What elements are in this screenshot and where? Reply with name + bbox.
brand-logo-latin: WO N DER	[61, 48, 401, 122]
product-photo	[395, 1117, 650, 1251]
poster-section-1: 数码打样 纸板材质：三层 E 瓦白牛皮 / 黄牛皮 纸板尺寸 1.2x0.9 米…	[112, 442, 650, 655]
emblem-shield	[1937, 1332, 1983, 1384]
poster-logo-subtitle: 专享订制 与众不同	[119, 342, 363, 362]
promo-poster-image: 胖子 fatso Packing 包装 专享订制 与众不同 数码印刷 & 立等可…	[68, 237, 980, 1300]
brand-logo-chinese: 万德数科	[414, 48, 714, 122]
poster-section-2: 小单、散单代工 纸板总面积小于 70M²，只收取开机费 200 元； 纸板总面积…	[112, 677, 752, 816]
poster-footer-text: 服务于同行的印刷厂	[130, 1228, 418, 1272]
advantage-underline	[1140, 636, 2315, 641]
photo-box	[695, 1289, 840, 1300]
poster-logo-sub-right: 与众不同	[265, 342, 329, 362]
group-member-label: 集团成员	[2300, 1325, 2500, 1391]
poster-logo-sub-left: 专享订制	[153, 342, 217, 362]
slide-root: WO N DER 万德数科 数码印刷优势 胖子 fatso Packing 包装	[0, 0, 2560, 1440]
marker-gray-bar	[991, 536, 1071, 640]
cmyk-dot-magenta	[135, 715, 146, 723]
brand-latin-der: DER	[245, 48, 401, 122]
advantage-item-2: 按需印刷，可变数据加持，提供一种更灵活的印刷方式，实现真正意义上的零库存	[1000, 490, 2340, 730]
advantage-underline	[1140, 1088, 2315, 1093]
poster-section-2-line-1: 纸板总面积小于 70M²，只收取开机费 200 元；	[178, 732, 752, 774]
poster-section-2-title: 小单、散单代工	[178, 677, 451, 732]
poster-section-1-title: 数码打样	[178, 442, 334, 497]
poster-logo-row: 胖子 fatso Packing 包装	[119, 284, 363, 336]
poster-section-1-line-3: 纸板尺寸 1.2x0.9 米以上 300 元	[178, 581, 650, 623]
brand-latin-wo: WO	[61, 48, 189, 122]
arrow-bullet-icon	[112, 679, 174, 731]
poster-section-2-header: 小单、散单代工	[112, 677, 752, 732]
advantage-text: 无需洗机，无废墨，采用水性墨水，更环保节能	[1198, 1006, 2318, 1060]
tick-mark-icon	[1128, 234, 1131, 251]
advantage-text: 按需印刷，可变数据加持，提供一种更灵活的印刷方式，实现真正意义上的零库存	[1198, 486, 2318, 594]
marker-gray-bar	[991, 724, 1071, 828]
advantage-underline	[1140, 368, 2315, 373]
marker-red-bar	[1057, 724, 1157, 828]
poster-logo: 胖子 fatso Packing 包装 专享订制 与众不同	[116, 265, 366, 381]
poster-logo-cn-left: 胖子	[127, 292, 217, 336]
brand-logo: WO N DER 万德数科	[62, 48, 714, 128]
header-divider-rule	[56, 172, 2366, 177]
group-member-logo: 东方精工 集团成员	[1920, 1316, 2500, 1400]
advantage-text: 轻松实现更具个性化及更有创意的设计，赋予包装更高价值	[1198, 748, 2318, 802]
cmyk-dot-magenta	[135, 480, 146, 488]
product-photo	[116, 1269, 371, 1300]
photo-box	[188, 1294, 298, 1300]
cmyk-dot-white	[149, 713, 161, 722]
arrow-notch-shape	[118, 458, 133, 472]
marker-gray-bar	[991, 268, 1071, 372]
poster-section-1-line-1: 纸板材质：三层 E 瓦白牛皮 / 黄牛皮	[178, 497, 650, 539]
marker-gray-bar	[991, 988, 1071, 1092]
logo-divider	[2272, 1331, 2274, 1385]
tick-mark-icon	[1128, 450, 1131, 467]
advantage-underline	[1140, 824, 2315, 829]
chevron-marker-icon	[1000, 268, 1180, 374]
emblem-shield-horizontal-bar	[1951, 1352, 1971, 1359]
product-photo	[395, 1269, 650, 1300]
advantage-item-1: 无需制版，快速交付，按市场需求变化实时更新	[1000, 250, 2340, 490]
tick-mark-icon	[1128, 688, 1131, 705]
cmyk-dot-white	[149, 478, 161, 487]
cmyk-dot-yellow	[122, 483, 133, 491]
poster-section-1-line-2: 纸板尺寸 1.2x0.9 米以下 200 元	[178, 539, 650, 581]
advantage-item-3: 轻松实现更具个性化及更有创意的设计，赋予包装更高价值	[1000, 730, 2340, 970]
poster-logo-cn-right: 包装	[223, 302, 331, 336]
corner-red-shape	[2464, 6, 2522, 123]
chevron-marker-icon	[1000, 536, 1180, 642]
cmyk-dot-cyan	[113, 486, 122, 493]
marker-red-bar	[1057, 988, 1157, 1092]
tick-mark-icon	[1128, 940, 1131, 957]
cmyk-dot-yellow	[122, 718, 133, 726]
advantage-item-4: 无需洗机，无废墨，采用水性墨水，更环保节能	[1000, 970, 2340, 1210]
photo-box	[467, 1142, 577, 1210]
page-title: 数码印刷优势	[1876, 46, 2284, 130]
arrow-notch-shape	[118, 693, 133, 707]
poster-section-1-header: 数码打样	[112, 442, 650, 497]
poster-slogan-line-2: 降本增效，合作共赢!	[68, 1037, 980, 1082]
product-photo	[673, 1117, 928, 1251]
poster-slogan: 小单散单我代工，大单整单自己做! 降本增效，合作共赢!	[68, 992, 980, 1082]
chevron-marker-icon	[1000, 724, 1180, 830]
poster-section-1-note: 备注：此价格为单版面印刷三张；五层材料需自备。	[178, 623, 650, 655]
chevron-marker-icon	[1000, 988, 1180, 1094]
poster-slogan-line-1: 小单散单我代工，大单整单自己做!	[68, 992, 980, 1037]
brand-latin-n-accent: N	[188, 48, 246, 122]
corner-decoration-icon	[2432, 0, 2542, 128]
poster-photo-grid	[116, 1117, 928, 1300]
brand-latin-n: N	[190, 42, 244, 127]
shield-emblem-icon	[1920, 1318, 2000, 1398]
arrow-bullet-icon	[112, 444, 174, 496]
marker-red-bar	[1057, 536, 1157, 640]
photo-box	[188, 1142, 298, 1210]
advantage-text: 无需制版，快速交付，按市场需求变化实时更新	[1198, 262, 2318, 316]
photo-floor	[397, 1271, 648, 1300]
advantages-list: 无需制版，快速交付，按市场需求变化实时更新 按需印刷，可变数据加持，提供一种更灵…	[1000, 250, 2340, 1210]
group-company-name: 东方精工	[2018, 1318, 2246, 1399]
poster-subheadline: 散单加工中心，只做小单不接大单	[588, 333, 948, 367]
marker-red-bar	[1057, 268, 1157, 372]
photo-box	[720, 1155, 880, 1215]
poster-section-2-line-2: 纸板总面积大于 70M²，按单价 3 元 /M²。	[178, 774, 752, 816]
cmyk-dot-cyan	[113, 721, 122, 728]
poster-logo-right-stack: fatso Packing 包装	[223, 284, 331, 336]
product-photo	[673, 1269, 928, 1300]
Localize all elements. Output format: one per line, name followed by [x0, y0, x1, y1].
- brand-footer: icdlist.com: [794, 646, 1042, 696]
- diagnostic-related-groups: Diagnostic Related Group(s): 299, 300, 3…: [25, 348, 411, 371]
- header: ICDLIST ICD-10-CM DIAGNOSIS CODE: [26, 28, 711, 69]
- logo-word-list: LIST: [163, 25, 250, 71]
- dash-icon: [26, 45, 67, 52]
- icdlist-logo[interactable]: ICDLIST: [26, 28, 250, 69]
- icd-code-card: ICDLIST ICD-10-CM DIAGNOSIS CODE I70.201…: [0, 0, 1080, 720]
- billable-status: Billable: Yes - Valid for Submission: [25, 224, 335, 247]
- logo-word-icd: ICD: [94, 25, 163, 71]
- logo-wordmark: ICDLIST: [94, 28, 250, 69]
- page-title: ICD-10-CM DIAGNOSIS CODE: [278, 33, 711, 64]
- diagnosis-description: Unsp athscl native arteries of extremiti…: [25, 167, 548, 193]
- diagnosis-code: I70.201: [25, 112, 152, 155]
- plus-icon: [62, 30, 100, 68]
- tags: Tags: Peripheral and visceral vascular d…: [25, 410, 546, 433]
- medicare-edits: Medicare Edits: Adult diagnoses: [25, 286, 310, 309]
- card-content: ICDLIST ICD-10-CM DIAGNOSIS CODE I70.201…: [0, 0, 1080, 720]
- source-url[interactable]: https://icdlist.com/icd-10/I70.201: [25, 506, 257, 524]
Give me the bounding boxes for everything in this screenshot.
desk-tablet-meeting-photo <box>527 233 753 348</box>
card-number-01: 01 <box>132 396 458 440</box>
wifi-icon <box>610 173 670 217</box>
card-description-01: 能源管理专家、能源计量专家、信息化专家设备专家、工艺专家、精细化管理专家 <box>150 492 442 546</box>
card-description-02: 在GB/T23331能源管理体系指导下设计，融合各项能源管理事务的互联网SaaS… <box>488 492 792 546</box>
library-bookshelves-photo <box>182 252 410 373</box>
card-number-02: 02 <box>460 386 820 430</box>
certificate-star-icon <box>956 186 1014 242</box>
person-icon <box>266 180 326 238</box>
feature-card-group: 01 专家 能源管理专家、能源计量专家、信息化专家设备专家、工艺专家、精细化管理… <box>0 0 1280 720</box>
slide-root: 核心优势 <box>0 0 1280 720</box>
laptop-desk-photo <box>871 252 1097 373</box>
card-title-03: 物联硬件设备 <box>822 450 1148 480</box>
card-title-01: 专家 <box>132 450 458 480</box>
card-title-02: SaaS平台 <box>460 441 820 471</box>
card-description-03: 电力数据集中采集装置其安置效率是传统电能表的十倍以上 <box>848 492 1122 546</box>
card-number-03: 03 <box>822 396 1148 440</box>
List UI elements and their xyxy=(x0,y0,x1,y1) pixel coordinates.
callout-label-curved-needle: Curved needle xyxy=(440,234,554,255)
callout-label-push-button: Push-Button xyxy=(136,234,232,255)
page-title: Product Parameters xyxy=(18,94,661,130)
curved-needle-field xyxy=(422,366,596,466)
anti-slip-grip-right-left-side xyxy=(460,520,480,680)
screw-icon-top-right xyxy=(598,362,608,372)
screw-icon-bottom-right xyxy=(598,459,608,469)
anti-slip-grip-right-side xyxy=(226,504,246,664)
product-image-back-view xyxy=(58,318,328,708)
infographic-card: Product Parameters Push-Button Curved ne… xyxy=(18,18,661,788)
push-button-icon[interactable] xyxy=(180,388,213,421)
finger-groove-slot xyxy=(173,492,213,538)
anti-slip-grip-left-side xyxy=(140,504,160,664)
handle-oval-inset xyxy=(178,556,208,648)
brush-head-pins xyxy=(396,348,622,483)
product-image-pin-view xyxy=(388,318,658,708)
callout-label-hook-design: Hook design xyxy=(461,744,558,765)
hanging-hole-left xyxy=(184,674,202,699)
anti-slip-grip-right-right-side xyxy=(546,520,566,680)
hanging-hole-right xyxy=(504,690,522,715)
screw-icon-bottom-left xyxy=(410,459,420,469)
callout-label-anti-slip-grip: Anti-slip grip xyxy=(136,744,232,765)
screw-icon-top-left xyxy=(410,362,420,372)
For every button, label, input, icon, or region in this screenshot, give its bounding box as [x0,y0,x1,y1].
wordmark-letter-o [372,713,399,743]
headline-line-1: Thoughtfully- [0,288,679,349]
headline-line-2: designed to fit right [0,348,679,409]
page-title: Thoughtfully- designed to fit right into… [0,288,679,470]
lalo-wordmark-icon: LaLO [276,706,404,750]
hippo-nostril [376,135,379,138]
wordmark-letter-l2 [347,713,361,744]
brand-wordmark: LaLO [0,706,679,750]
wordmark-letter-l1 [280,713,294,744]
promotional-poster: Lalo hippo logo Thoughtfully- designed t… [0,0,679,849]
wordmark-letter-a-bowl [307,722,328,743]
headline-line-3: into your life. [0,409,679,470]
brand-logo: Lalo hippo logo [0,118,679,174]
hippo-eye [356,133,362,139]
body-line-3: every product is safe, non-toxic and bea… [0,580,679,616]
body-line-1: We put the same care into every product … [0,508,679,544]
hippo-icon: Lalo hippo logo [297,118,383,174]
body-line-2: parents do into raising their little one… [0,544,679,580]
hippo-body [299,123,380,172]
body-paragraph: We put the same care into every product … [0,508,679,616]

§ Work to be completed: Pick out every line of the rows that contains the string "无需洗机" and copy each one.

§ Exercise result:
advantage-text: 无需洗机，无废墨，采用水性墨水，更环保节能	[1198, 1006, 2318, 1060]
advantage-item-4: 无需洗机，无废墨，采用水性墨水，更环保节能	[1000, 970, 2340, 1210]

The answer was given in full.